__RECORD LIST__.
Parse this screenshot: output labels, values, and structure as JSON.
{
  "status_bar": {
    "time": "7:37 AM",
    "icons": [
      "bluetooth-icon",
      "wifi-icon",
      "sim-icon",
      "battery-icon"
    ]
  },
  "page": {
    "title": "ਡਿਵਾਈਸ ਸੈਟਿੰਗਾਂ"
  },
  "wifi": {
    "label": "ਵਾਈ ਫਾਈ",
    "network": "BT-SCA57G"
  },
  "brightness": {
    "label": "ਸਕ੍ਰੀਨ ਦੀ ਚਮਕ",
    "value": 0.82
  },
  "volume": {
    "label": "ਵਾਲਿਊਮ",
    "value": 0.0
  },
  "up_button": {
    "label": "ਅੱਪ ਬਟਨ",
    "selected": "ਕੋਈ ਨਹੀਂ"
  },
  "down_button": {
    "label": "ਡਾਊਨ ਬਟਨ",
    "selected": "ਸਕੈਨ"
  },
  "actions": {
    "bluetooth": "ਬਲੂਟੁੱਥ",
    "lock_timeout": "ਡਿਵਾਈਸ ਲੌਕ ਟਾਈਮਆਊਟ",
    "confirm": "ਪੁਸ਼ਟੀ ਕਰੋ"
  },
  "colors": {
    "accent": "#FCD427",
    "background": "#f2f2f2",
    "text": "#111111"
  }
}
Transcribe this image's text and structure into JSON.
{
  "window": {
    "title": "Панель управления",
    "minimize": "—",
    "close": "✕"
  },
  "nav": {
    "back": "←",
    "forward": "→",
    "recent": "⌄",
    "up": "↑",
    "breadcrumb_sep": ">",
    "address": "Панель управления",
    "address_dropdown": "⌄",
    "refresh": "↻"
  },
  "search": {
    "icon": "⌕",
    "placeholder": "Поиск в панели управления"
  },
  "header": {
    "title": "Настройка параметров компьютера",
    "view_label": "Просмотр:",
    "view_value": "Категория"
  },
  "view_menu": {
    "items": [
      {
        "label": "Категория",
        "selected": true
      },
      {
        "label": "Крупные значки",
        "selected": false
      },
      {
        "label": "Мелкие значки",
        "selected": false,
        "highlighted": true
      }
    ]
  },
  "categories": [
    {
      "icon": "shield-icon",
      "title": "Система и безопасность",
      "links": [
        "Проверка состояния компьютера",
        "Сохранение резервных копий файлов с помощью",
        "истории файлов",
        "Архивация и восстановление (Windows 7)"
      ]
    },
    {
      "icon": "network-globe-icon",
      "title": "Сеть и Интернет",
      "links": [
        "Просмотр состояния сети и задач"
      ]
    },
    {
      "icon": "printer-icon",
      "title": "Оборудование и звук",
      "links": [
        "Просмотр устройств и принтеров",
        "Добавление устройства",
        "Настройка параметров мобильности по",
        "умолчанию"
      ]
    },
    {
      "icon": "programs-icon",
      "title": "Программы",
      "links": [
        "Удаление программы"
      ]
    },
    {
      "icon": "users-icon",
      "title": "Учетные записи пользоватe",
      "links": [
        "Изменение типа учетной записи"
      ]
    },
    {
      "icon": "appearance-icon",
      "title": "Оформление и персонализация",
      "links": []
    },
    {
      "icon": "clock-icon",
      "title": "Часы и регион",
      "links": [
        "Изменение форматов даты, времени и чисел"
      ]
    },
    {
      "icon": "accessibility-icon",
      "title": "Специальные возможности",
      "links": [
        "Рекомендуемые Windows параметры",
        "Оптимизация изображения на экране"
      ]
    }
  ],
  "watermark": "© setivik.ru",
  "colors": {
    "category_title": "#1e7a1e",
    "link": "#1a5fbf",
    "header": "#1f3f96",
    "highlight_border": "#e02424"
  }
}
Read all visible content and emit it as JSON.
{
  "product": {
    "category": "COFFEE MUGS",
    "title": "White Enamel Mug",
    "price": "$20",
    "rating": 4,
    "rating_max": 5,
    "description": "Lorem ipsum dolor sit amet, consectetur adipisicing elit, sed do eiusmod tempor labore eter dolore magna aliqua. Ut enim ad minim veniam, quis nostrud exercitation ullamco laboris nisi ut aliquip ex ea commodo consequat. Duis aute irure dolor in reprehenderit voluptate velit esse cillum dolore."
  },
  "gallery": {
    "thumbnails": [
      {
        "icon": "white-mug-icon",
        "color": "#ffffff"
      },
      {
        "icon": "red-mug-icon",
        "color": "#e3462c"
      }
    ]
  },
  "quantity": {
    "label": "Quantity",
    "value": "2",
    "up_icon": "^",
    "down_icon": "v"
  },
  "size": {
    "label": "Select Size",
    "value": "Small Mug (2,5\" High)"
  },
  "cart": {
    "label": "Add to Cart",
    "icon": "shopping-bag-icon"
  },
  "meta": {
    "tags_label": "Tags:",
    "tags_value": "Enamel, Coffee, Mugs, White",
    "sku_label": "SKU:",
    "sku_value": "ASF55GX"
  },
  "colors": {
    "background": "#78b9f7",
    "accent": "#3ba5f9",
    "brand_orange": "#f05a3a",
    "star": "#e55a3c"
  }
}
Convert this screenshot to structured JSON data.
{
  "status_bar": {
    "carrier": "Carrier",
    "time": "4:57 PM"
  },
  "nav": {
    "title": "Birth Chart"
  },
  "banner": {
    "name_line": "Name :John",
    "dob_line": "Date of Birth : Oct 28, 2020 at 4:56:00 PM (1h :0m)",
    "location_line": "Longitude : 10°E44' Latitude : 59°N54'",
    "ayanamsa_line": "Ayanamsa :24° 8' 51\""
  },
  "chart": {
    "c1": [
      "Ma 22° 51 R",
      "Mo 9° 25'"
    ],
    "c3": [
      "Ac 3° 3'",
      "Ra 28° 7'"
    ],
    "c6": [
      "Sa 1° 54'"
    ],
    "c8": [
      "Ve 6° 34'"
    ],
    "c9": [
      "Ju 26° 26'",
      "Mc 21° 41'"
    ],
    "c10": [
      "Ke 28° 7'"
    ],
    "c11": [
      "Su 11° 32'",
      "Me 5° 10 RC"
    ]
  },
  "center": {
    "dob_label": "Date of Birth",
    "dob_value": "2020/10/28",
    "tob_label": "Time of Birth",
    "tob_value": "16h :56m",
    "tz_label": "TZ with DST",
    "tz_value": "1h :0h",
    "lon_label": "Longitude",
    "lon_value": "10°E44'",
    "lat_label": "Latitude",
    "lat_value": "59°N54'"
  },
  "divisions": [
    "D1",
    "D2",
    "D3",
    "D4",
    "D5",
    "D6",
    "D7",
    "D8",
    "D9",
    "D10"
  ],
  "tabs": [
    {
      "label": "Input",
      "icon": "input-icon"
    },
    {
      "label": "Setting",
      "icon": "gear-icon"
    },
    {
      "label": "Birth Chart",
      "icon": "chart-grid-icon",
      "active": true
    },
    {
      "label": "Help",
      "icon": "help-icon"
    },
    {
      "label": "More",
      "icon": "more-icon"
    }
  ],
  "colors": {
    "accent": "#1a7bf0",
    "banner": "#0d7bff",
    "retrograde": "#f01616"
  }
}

__WHAT NEEDS TO BE DONE__.
Copy out each line above, character for character.

__REPLY TO THE EXERCISE__.
Parse this screenshot: output labels, values, and structure as JSON.
{
  "status_bar": {
    "time": "7:37 AM",
    "icons": [
      "bluetooth-icon",
      "wifi-icon",
      "sim-icon",
      "battery-icon"
    ]
  },
  "page": {
    "title": "ਡਿਵਾਈਸ ਸੈਟਿੰਗਾਂ"
  },
  "wifi": {
    "label": "ਵਾਈ ਫਾਈ",
    "network": "BT-SCA57G"
  },
  "brightness": {
    "label": "ਸਕ੍ਰੀਨ ਦੀ ਚਮਕ",
    "value": 0.82
  },
  "volume": {
    "label": "ਵਾਲਿਊਮ",
    "value": 0.0
  },
  "up_button": {
    "label": "ਅੱਪ ਬਟਨ",
    "selected": "ਕੋਈ ਨਹੀਂ"
  },
  "down_button": {
    "label": "ਡਾਊਨ ਬਟਨ",
    "selected": "ਸਕੈਨ"
  },
  "actions": {
    "bluetooth": "ਬਲੂਟੁੱਥ",
    "lock_timeout": "ਡਿਵਾਈਸ ਲੌਕ ਟਾਈਮਆਊਟ",
    "confirm": "ਪੁਸ਼ਟੀ ਕਰੋ"
  },
  "colors": {
    "accent": "#FCD427",
    "background": "#f2f2f2",
    "text": "#111111"
  }
}
Transcribe this image's text and structure into JSON.
{
  "window": {
    "title": "Панель управления",
    "minimize": "—",
    "close": "✕"
  },
  "nav": {
    "back": "←",
    "forward": "→",
    "recent": "⌄",
    "up": "↑",
    "breadcrumb_sep": ">",
    "address": "Панель управления",
    "address_dropdown": "⌄",
    "refresh": "↻"
  },
  "search": {
    "icon": "⌕",
    "placeholder": "Поиск в панели управления"
  },
  "header": {
    "title": "Настройка параметров компьютера",
    "view_label": "Просмотр:",
    "view_value": "Категория"
  },
  "view_menu": {
    "items": [
      {
        "label": "Категория",
        "selected": true
      },
      {
        "label": "Крупные значки",
        "selected": false
      },
      {
        "label": "Мелкие значки",
        "selected": false,
        "highlighted": true
      }
    ]
  },
  "categories": [
    {
      "icon": "shield-icon",
      "title": "Система и безопасность",
      "links": [
        "Проверка состояния компьютера",
        "Сохранение резервных копий файлов с помощью",
        "истории файлов",
        "Архивация и восстановление (Windows 7)"
      ]
    },
    {
      "icon": "network-globe-icon",
      "title": "Сеть и Интернет",
      "links": [
        "Просмотр состояния сети и задач"
      ]
    },
    {
      "icon": "printer-icon",
      "title": "Оборудование и звук",
      "links": [
        "Просмотр устройств и принтеров",
        "Добавление устройства",
        "Настройка параметров мобильности по",
        "умолчанию"
      ]
    },
    {
      "icon": "programs-icon",
      "title": "Программы",
      "links": [
        "Удаление программы"
      ]
    },
    {
      "icon": "users-icon",
      "title": "Учетные записи пользоватe",
      "links": [
        "Изменение типа учетной записи"
      ]
    },
    {
      "icon": "appearance-icon",
      "title": "Оформление и персонализация",
      "links": []
    },
    {
      "icon": "clock-icon",
      "title": "Часы и регион",
      "links": [
        "Изменение форматов даты, времени и чисел"
      ]
    },
    {
      "icon": "accessibility-icon",
      "title": "Специальные возможности",
      "links": [
        "Рекомендуемые Windows параметры",
        "Оптимизация изображения на экране"
      ]
    }
  ],
  "watermark": "© setivik.ru",
  "colors": {
    "category_title": "#1e7a1e",
    "link": "#1a5fbf",
    "header": "#1f3f96",
    "highlight_border": "#e02424"
  }
}
Read all visible content and emit it as JSON.
{
  "product": {
    "category": "COFFEE MUGS",
    "title": "White Enamel Mug",
    "price": "$20",
    "rating": 4,
    "rating_max": 5,
    "description": "Lorem ipsum dolor sit amet, consectetur adipisicing elit, sed do eiusmod tempor labore eter dolore magna aliqua. Ut enim ad minim veniam, quis nostrud exercitation ullamco laboris nisi ut aliquip ex ea commodo consequat. Duis aute irure dolor in reprehenderit voluptate velit esse cillum dolore."
  },
  "gallery": {
    "thumbnails": [
      {
        "icon": "white-mug-icon",
        "color": "#ffffff"
      },
      {
        "icon": "red-mug-icon",
        "color": "#e3462c"
      }
    ]
  },
  "quantity": {
    "label": "Quantity",
    "value": "2",
    "up_icon": "^",
    "down_icon": "v"
  },
  "size": {
    "label": "Select Size",
    "value": "Small Mug (2,5\" High)"
  },
  "cart": {
    "label": "Add to Cart",
    "icon": "shopping-bag-icon"
  },
  "meta": {
    "tags_label": "Tags:",
    "tags_value": "Enamel, Coffee, Mugs, White",
    "sku_label": "SKU:",
    "sku_value": "ASF55GX"
  },
  "colors": {
    "background": "#78b9f7",
    "accent": "#3ba5f9",
    "brand_orange": "#f05a3a",
    "star": "#e55a3c"
  }
}
Convert this screenshot to structured JSON data.
{
  "status_bar": {
    "carrier": "Carrier",
    "time": "4:57 PM"
  },
  "nav": {
    "title": "Birth Chart"
  },
  "banner": {
    "name_line": "Name :John",
    "dob_line": "Date of Birth : Oct 28, 2020 at 4:56:00 PM (1h :0m)",
    "location_line": "Longitude : 10°E44' Latitude : 59°N54'",
    "ayanamsa_line": "Ayanamsa :24° 8' 51\""
  },
  "chart": {
    "c1": [
      "Ma 22° 51 R",
      "Mo 9° 25'"
    ],
    "c3": [
      "Ac 3° 3'",
      "Ra 28° 7'"
    ],
    "c6": [
      "Sa 1° 54'"
    ],
    "c8": [
      "Ve 6° 34'"
    ],
    "c9": [
      "Ju 26° 26'",
      "Mc 21° 41'"
    ],
    "c10": [
      "Ke 28° 7'"
    ],
    "c11": [
      "Su 11° 32'",
      "Me 5° 10 RC"
    ]
  },
  "center": {
    "dob_label": "Date of Birth",
    "dob_value": "2020/10/28",
    "tob_label": "Time of Birth",
    "tob_value": "16h :56m",
    "tz_label": "TZ with DST",
    "tz_value": "1h :0h",
    "lon_label": "Longitude",
    "lon_value": "10°E44'",
    "lat_label": "Latitude",
    "lat_value": "59°N54'"
  },
  "divisions": [
    "D1",
    "D2",
    "D3",
    "D4",
    "D5",
    "D6",
    "D7",
    "D8",
    "D9",
    "D10"
  ],
  "tabs": [
    {
      "label": "Input",
      "icon": "input-icon"
    },
    {
      "label": "Setting",
      "icon": "gear-icon"
    },
    {
      "label": "Birth Chart",
      "icon": "chart-grid-icon",
      "active": true
    },
    {
      "label": "Help",
      "icon": "help-icon"
    },
    {
      "label": "More",
      "icon": "more-icon"
    }
  ],
  "colors": {
    "accent": "#1a7bf0",
    "banner": "#0d7bff",
    "retrograde": "#f01616"
  }
}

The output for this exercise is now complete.